Go through the listing and return every line with "name" in it.

>>>>

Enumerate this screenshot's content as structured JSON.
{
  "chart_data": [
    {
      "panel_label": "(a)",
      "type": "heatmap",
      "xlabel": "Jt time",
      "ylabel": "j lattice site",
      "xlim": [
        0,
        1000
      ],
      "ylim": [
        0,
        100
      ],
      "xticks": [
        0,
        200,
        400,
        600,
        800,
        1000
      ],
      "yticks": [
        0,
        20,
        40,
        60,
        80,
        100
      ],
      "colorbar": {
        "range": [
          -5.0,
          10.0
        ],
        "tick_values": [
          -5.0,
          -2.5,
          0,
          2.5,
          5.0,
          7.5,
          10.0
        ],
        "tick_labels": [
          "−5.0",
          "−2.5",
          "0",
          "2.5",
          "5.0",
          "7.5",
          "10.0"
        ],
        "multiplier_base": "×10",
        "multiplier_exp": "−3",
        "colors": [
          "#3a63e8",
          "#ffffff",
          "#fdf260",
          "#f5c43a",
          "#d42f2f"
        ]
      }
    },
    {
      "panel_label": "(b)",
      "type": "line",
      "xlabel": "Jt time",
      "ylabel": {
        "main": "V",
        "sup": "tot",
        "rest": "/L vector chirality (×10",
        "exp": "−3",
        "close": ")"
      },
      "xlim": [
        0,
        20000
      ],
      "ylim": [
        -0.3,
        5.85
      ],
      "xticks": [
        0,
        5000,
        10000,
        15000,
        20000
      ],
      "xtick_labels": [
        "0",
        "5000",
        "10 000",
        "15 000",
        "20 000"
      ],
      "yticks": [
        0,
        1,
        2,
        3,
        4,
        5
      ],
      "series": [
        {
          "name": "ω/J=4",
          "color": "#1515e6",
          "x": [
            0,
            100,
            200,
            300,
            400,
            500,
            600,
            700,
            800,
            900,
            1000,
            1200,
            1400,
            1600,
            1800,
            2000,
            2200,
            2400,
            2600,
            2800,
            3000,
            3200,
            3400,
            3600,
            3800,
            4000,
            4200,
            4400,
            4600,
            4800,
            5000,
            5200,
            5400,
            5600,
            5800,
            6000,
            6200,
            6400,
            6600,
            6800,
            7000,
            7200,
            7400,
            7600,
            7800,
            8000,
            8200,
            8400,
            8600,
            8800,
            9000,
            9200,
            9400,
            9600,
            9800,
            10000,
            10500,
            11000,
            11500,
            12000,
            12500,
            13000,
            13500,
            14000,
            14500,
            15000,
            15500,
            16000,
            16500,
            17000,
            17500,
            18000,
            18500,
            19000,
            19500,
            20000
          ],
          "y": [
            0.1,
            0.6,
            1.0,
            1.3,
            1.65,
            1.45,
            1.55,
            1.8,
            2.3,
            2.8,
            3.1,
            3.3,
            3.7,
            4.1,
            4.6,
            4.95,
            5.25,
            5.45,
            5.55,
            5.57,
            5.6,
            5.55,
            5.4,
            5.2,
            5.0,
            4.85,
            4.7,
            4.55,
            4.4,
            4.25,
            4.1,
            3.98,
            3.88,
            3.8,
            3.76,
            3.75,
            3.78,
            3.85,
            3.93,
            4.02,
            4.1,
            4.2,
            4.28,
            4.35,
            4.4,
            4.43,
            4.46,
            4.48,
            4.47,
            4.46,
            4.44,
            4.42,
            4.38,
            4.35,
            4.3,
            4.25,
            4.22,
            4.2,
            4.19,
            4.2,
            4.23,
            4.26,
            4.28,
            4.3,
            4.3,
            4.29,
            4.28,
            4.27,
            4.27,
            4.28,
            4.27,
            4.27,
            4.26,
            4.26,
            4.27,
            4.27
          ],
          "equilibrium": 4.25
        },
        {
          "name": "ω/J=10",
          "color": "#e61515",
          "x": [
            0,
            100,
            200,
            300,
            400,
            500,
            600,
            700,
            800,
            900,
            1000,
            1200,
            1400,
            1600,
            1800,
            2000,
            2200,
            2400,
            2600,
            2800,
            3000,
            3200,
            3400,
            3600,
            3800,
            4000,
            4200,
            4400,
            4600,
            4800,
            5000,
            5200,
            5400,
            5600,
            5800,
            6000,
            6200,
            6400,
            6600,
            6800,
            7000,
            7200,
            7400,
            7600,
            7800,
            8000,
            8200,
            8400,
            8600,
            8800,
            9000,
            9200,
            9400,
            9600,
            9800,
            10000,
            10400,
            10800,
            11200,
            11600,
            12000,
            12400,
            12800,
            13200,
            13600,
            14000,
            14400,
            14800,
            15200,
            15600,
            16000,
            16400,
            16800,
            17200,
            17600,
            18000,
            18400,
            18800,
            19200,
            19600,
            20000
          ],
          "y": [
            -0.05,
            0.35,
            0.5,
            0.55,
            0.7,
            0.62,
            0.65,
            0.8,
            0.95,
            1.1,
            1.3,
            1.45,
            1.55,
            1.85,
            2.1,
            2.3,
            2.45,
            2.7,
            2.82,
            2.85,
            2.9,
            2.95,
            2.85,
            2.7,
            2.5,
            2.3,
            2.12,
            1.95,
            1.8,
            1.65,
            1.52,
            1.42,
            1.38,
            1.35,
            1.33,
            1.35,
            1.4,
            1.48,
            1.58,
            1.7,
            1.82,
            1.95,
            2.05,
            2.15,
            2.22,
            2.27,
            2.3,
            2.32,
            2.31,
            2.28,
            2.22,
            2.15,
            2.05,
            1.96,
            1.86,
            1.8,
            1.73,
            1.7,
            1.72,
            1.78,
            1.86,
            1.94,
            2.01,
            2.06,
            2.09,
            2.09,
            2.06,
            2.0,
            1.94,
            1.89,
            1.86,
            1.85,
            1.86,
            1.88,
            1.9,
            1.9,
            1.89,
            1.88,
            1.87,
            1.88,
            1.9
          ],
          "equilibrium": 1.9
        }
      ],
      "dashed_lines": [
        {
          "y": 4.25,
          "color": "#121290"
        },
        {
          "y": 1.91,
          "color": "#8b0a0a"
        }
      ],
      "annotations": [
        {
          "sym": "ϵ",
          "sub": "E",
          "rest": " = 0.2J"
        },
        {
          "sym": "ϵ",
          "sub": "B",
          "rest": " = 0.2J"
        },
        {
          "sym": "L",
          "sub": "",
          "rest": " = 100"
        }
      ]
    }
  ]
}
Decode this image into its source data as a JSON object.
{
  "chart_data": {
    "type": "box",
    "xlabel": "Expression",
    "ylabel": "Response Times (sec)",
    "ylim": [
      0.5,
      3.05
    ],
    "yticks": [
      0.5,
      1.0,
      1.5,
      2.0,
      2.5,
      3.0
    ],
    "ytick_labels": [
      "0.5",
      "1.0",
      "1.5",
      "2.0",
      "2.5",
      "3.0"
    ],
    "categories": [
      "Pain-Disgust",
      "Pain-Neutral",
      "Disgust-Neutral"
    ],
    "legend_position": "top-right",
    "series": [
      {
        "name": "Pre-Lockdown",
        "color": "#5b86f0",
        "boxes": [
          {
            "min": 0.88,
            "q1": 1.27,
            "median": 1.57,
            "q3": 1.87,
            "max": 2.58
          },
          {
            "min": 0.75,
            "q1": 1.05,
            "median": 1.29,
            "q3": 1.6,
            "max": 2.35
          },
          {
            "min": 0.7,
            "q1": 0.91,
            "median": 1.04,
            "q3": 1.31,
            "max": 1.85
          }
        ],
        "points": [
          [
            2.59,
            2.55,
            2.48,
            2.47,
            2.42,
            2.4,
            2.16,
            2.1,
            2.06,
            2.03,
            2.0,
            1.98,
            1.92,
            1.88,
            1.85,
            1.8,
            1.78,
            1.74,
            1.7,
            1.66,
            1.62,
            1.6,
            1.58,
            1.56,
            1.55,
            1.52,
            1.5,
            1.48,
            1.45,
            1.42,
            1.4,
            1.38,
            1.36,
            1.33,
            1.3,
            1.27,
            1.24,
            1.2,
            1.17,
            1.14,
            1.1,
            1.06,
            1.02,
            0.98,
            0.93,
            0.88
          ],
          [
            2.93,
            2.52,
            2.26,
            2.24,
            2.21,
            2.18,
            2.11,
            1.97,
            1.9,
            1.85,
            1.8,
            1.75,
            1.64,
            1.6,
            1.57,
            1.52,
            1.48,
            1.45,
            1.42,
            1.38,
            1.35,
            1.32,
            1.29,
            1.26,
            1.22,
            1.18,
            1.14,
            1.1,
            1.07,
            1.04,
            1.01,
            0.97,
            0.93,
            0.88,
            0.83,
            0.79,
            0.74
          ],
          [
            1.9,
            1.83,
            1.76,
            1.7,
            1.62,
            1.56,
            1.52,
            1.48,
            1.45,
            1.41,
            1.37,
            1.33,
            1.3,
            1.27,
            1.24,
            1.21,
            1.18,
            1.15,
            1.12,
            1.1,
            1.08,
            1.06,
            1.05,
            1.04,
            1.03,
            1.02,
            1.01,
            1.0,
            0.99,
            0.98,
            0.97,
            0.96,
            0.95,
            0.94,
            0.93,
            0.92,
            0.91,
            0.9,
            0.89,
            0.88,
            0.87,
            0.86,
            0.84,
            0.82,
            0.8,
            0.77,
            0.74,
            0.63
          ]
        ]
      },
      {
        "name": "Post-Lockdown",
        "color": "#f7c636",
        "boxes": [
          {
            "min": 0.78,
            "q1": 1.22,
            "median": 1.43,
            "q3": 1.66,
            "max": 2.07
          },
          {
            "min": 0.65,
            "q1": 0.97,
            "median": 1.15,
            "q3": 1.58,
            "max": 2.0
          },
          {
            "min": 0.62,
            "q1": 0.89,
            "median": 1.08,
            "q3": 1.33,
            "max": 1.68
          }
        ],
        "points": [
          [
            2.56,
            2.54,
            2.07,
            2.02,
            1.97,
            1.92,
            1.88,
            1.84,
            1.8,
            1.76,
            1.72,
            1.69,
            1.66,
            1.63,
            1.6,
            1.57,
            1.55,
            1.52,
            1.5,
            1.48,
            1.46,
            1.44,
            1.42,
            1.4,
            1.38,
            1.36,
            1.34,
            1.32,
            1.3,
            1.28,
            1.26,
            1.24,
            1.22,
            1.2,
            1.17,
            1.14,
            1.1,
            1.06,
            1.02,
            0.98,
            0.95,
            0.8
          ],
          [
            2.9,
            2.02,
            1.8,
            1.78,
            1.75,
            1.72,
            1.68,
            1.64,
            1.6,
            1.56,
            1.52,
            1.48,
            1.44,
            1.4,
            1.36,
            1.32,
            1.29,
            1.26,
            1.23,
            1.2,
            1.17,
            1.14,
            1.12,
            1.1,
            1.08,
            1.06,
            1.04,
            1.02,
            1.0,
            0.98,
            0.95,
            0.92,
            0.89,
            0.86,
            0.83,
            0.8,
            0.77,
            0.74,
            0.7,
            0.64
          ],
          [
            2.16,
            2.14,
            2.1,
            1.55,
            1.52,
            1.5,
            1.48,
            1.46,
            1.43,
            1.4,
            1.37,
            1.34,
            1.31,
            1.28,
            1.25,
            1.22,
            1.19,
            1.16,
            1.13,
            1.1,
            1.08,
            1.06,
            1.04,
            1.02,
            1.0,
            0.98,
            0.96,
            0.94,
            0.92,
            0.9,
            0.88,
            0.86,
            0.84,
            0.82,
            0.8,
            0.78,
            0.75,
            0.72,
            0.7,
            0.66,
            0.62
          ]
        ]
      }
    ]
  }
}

<<<<

▶ [Completed exercise]:
          "name": "ω/J=4",
          "name": "ω/J=10",
        "name": "Pre-Lockdown",
        "name": "Post-Lockdown",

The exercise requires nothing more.